→ Short task:
Only the pictures are omitted; repeat all other data exactly.

Dataset records:
.....

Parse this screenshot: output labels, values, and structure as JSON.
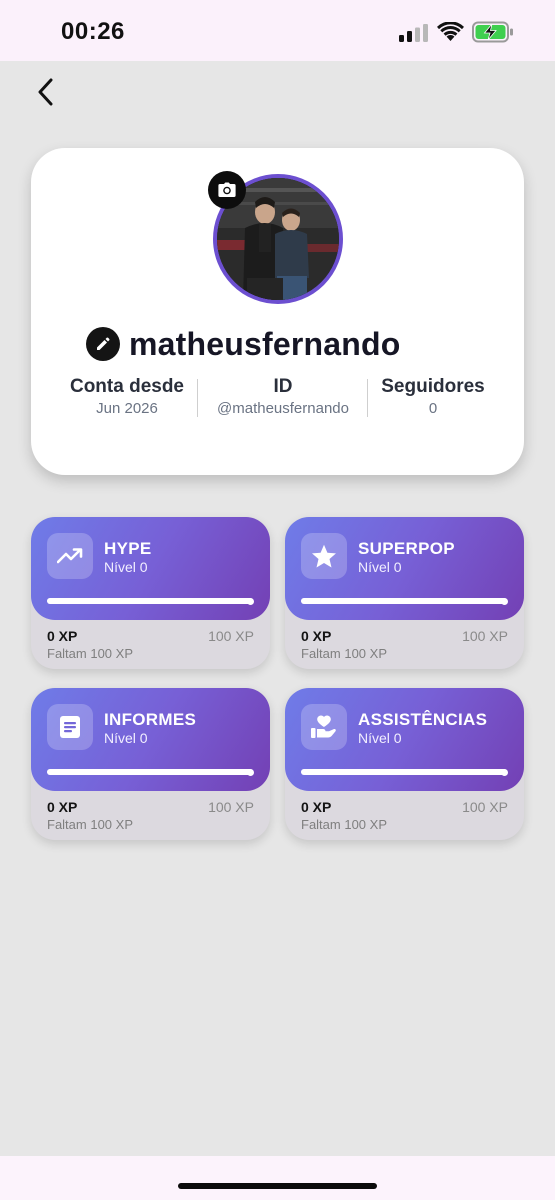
{
  "status_bar": {
    "time": "00:26",
    "icons": [
      "cellular-signal-icon",
      "wifi-icon",
      "battery-charging-icon"
    ]
  },
  "nav": {
    "back_icon": "chevron-left-icon"
  },
  "profile": {
    "username": "matheusfernando",
    "avatar_badge_icon": "camera-icon",
    "edit_icon": "pencil-icon",
    "stats": [
      {
        "label": "Conta desde",
        "value": "Jun 2026"
      },
      {
        "label": "ID",
        "value": "@matheusfernando"
      },
      {
        "label": "Seguidores",
        "value": "0"
      }
    ]
  },
  "levels": [
    {
      "title": "HYPE",
      "level": "Nível 0",
      "icon": "trending-up-icon",
      "xp_current": "0 XP",
      "xp_max": "100 XP",
      "remaining": "Faltam 100 XP",
      "progress": 1.0
    },
    {
      "title": "SUPERPOP",
      "level": "Nível 0",
      "icon": "star-icon",
      "xp_current": "0 XP",
      "xp_max": "100 XP",
      "remaining": "Faltam 100 XP",
      "progress": 1.0
    },
    {
      "title": "INFORMES",
      "level": "Nível 0",
      "icon": "document-icon",
      "xp_current": "0 XP",
      "xp_max": "100 XP",
      "remaining": "Faltam 100 XP",
      "progress": 1.0
    },
    {
      "title": "ASSISTÊNCIAS",
      "level": "Nível 0",
      "icon": "hand-heart-icon",
      "xp_current": "0 XP",
      "xp_max": "100 XP",
      "remaining": "Faltam 100 XP",
      "progress": 1.0
    }
  ],
  "colors": {
    "accent": "#6c4fd0",
    "card_gradient_start": "#6f7ce8",
    "card_gradient_end": "#7340b4",
    "background": "#e6e6e6"
  }
}
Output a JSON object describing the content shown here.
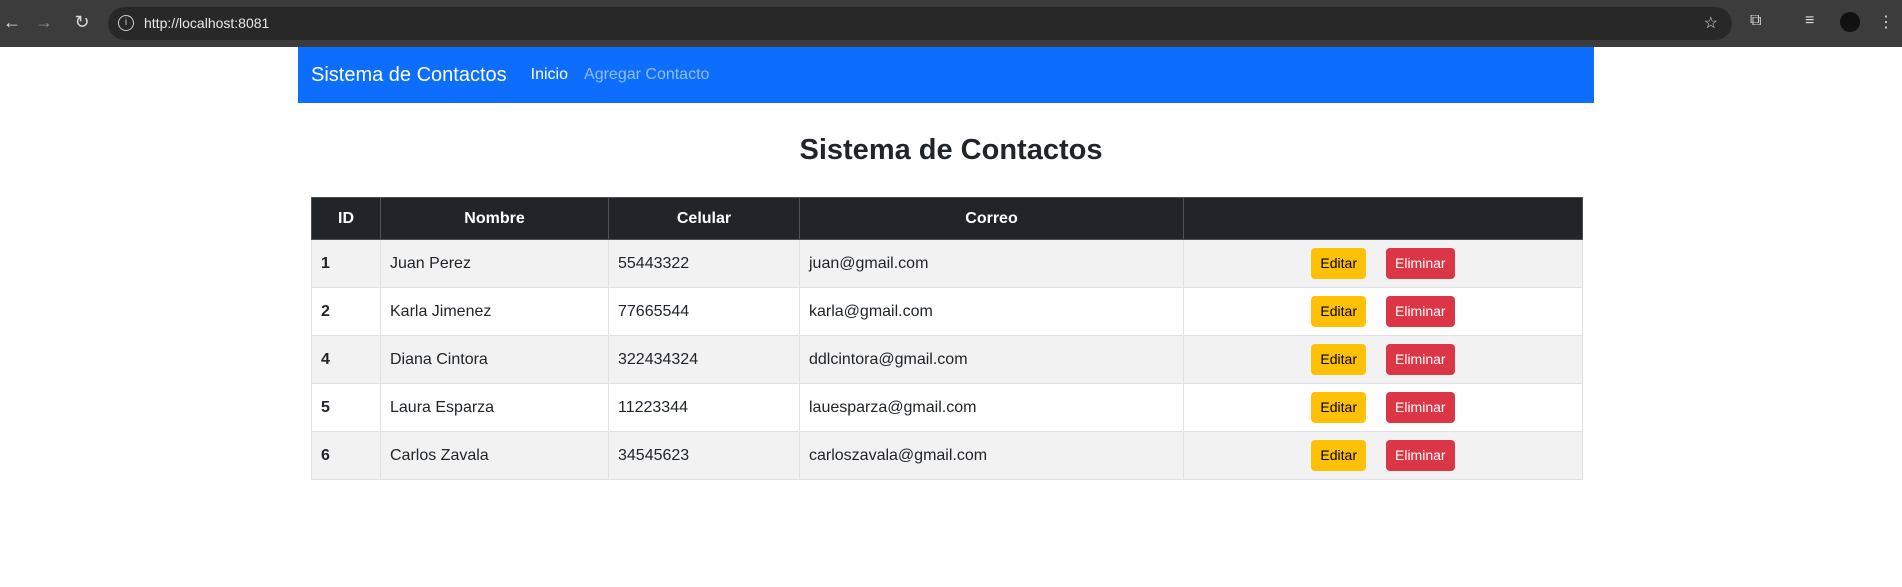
{
  "browser": {
    "url": "http://localhost:8081"
  },
  "navbar": {
    "brand": "Sistema de Contactos",
    "links": [
      {
        "label": "Inicio",
        "active": true
      },
      {
        "label": "Agregar Contacto",
        "active": false
      }
    ]
  },
  "page_title": "Sistema de Contactos",
  "table": {
    "headers": [
      "ID",
      "Nombre",
      "Celular",
      "Correo",
      ""
    ],
    "rows": [
      {
        "id": "1",
        "nombre": "Juan Perez",
        "celular": "55443322",
        "correo": "juan@gmail.com"
      },
      {
        "id": "2",
        "nombre": "Karla Jimenez",
        "celular": "77665544",
        "correo": "karla@gmail.com"
      },
      {
        "id": "4",
        "nombre": "Diana Cintora",
        "celular": "322434324",
        "correo": "ddlcintora@gmail.com"
      },
      {
        "id": "5",
        "nombre": "Laura Esparza",
        "celular": "11223344",
        "correo": "lauesparza@gmail.com"
      },
      {
        "id": "6",
        "nombre": "Carlos Zavala",
        "celular": "34545623",
        "correo": "carloszavala@gmail.com"
      }
    ],
    "edit_label": "Editar",
    "delete_label": "Eliminar"
  },
  "colors": {
    "primary": "#0d6efd",
    "warning": "#ffc107",
    "danger": "#dc3545",
    "dark": "#212529"
  }
}
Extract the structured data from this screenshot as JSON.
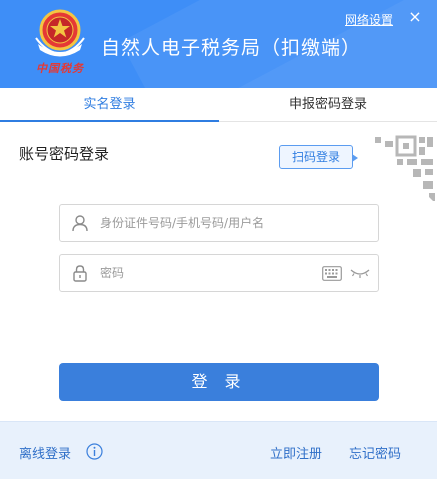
{
  "header": {
    "title": "自然人电子税务局（扣缴端）",
    "network_settings": "网络设置",
    "close_glyph": "×",
    "brand_signature": "中国税务",
    "colors": {
      "header_bg": "#3e8ef7",
      "accent": "#2f7de1",
      "emblem_red": "#e53935",
      "emblem_gold": "#f4c542"
    }
  },
  "tabs": [
    {
      "label": "实名登录",
      "active": true
    },
    {
      "label": "申报密码登录",
      "active": false
    }
  ],
  "login": {
    "heading": "账号密码登录",
    "scan_button": "扫码登录",
    "username_placeholder": "身份证件号码/手机号码/用户名",
    "username_value": "",
    "password_placeholder": "密码",
    "password_value": "",
    "submit": "登 录"
  },
  "footer": {
    "offline": "离线登录",
    "register": "立即注册",
    "forgot": "忘记密码"
  },
  "icons": [
    "emblem-icon",
    "close-icon",
    "qr-code-icon",
    "user-icon",
    "lock-icon",
    "keyboard-icon",
    "eye-closed-icon",
    "info-icon"
  ]
}
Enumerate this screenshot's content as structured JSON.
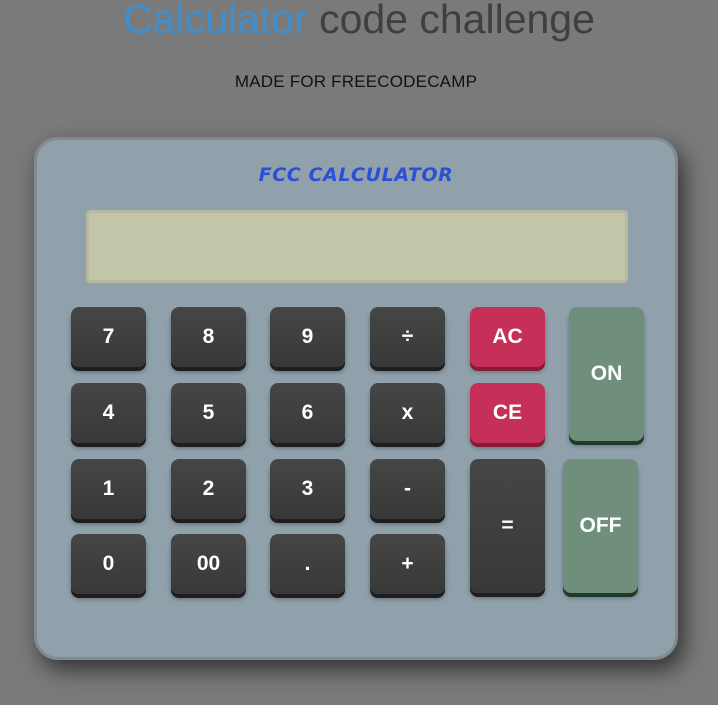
{
  "header": {
    "title_accent": "Calculator",
    "title_rest": "code challenge",
    "subtitle": "MADE FOR FREECODECAMP"
  },
  "calculator": {
    "brand": "FCC CALCULATOR",
    "display_value": "",
    "keys": {
      "seven": "7",
      "eight": "8",
      "nine": "9",
      "divide": "÷",
      "all_clear": "AC",
      "on": "ON",
      "four": "4",
      "five": "5",
      "six": "6",
      "multiply": "x",
      "clear_entry": "CE",
      "one": "1",
      "two": "2",
      "three": "3",
      "subtract": "-",
      "equals": "=",
      "off": "OFF",
      "zero": "0",
      "double_zero": "00",
      "decimal": ".",
      "add": "+"
    }
  },
  "colors": {
    "background": "#7a7a7a",
    "title_accent": "#3d8fd0",
    "title_text": "#3f3f3f",
    "calculator_body": "#90a1ac",
    "brand_text": "#2b4fd6",
    "display": "#c3c5a9",
    "dark_key": "#404040",
    "red_key": "#c63058",
    "green_key": "#6f8f7c"
  }
}
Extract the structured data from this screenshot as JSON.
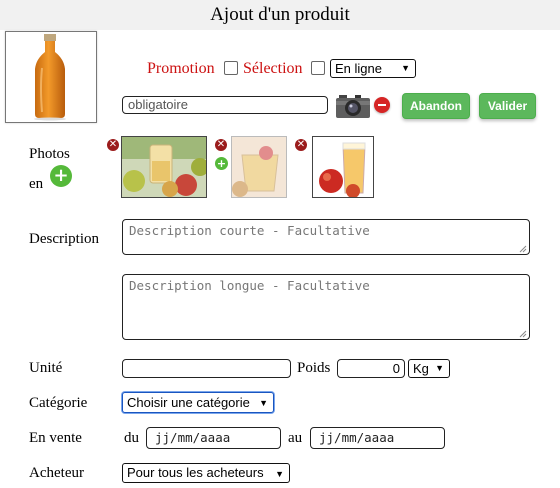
{
  "header": {
    "title": "Ajout d'un produit"
  },
  "options": {
    "promotion_label": "Promotion",
    "selection_label": "Sélection",
    "status_select": "En ligne"
  },
  "name_input": {
    "placeholder": "obligatoire"
  },
  "buttons": {
    "abandon": "Abandon",
    "valider": "Valider"
  },
  "photos": {
    "label_line1": "Photos",
    "label_line2": "en"
  },
  "description": {
    "label": "Description",
    "short_placeholder": "Description courte - Facultative",
    "long_placeholder": "Description longue - Facultative"
  },
  "unit": {
    "label": "Unité",
    "value": ""
  },
  "weight": {
    "label": "Poids",
    "value": "0",
    "unit_select": "Kg"
  },
  "category": {
    "label": "Catégorie",
    "select": "Choisir une catégorie"
  },
  "sale": {
    "label": "En vente",
    "from_label": "du",
    "from_placeholder": "jj/mm/aaaa",
    "to_label": "au",
    "to_placeholder": "jj/mm/aaaa"
  },
  "buyer": {
    "label": "Acheteur",
    "select": "Pour tous les acheteurs"
  },
  "icons": {
    "camera": "camera-icon",
    "remove": "remove-icon",
    "delete_photo": "close-icon",
    "add_photo": "plus-icon"
  },
  "colors": {
    "accent_red": "#cc1111",
    "button_green": "#5cb85c"
  }
}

.....

→ The solution:
Parse this screenshot: output labels, values, and structure as JSON.
{
  "status_bar": {
    "time": "00:26",
    "icons": [
      "cellular-signal-icon",
      "wifi-icon",
      "battery-charging-icon"
    ]
  },
  "nav": {
    "back_icon": "chevron-left-icon"
  },
  "profile": {
    "username": "matheusfernando",
    "avatar_badge_icon": "camera-icon",
    "edit_icon": "pencil-icon",
    "stats": [
      {
        "label": "Conta desde",
        "value": "Jun 2026"
      },
      {
        "label": "ID",
        "value": "@matheusfernando"
      },
      {
        "label": "Seguidores",
        "value": "0"
      }
    ]
  },
  "levels": [
    {
      "title": "HYPE",
      "level": "Nível 0",
      "icon": "trending-up-icon",
      "xp_current": "0 XP",
      "xp_max": "100 XP",
      "remaining": "Faltam 100 XP",
      "progress": 1.0
    },
    {
      "title": "SUPERPOP",
      "level": "Nível 0",
      "icon": "star-icon",
      "xp_current": "0 XP",
      "xp_max": "100 XP",
      "remaining": "Faltam 100 XP",
      "progress": 1.0
    },
    {
      "title": "INFORMES",
      "level": "Nível 0",
      "icon": "document-icon",
      "xp_current": "0 XP",
      "xp_max": "100 XP",
      "remaining": "Faltam 100 XP",
      "progress": 1.0
    },
    {
      "title": "ASSISTÊNCIAS",
      "level": "Nível 0",
      "icon": "hand-heart-icon",
      "xp_current": "0 XP",
      "xp_max": "100 XP",
      "remaining": "Faltam 100 XP",
      "progress": 1.0
    }
  ],
  "colors": {
    "accent": "#6c4fd0",
    "card_gradient_start": "#6f7ce8",
    "card_gradient_end": "#7340b4",
    "background": "#e6e6e6"
  }
}
Output a JSON object describing the content shown here.
{
  "browser": {
    "url": "http://localhost:8081"
  },
  "navbar": {
    "brand": "Sistema de Contactos",
    "links": [
      {
        "label": "Inicio",
        "active": true
      },
      {
        "label": "Agregar Contacto",
        "active": false
      }
    ]
  },
  "page_title": "Sistema de Contactos",
  "table": {
    "headers": [
      "ID",
      "Nombre",
      "Celular",
      "Correo",
      ""
    ],
    "rows": [
      {
        "id": "1",
        "nombre": "Juan Perez",
        "celular": "55443322",
        "correo": "juan@gmail.com"
      },
      {
        "id": "2",
        "nombre": "Karla Jimenez",
        "celular": "77665544",
        "correo": "karla@gmail.com"
      },
      {
        "id": "4",
        "nombre": "Diana Cintora",
        "celular": "322434324",
        "correo": "ddlcintora@gmail.com"
      },
      {
        "id": "5",
        "nombre": "Laura Esparza",
        "celular": "11223344",
        "correo": "lauesparza@gmail.com"
      },
      {
        "id": "6",
        "nombre": "Carlos Zavala",
        "celular": "34545623",
        "correo": "carloszavala@gmail.com"
      }
    ],
    "edit_label": "Editar",
    "delete_label": "Eliminar"
  },
  "colors": {
    "primary": "#0d6efd",
    "warning": "#ffc107",
    "danger": "#dc3545",
    "dark": "#212529"
  }
}
Extract the structured data from this screenshot as JSON.
{
  "header": {
    "title": "自然人电子税务局（扣缴端）",
    "network_settings": "网络设置",
    "close_glyph": "×",
    "brand_signature": "中国税务",
    "colors": {
      "header_bg": "#3e8ef7",
      "accent": "#2f7de1",
      "emblem_red": "#e53935",
      "emblem_gold": "#f4c542"
    }
  },
  "tabs": [
    {
      "label": "实名登录",
      "active": true
    },
    {
      "label": "申报密码登录",
      "active": false
    }
  ],
  "login": {
    "heading": "账号密码登录",
    "scan_button": "扫码登录",
    "username_placeholder": "身份证件号码/手机号码/用户名",
    "username_value": "",
    "password_placeholder": "密码",
    "password_value": "",
    "submit": "登 录"
  },
  "footer": {
    "offline": "离线登录",
    "register": "立即注册",
    "forgot": "忘记密码"
  },
  "icons": [
    "emblem-icon",
    "close-icon",
    "qr-code-icon",
    "user-icon",
    "lock-icon",
    "keyboard-icon",
    "eye-closed-icon",
    "info-icon"
  ]
}
Enumerate this screenshot's content as structured JSON.
{
  "header": {
    "title_accent": "Calculator",
    "title_rest": "code challenge",
    "subtitle": "MADE FOR FREECODECAMP"
  },
  "calculator": {
    "brand": "FCC CALCULATOR",
    "display_value": "",
    "keys": {
      "seven": "7",
      "eight": "8",
      "nine": "9",
      "divide": "÷",
      "all_clear": "AC",
      "on": "ON",
      "four": "4",
      "five": "5",
      "six": "6",
      "multiply": "x",
      "clear_entry": "CE",
      "one": "1",
      "two": "2",
      "three": "3",
      "subtract": "-",
      "equals": "=",
      "off": "OFF",
      "zero": "0",
      "double_zero": "00",
      "decimal": ".",
      "add": "+"
    }
  },
  "colors": {
    "background": "#7a7a7a",
    "title_accent": "#3d8fd0",
    "title_text": "#3f3f3f",
    "calculator_body": "#90a1ac",
    "brand_text": "#2b4fd6",
    "display": "#c3c5a9",
    "dark_key": "#404040",
    "red_key": "#c63058",
    "green_key": "#6f8f7c"
  }
}
Extract the structured data from this screenshot as JSON.
{
  "header": {
    "title": "Ajout d'un produit"
  },
  "options": {
    "promotion_label": "Promotion",
    "selection_label": "Sélection",
    "status_select": "En ligne"
  },
  "name_input": {
    "placeholder": "obligatoire"
  },
  "buttons": {
    "abandon": "Abandon",
    "valider": "Valider"
  },
  "photos": {
    "label_line1": "Photos",
    "label_line2": "en"
  },
  "description": {
    "label": "Description",
    "short_placeholder": "Description courte - Facultative",
    "long_placeholder": "Description longue - Facultative"
  },
  "unit": {
    "label": "Unité",
    "value": ""
  },
  "weight": {
    "label": "Poids",
    "value": "0",
    "unit_select": "Kg"
  },
  "category": {
    "label": "Catégorie",
    "select": "Choisir une catégorie"
  },
  "sale": {
    "label": "En vente",
    "from_label": "du",
    "from_placeholder": "jj/mm/aaaa",
    "to_label": "au",
    "to_placeholder": "jj/mm/aaaa"
  },
  "buyer": {
    "label": "Acheteur",
    "select": "Pour tous les acheteurs"
  },
  "icons": {
    "camera": "camera-icon",
    "remove": "remove-icon",
    "delete_photo": "close-icon",
    "add_photo": "plus-icon"
  },
  "colors": {
    "accent_red": "#cc1111",
    "button_green": "#5cb85c"
  }
}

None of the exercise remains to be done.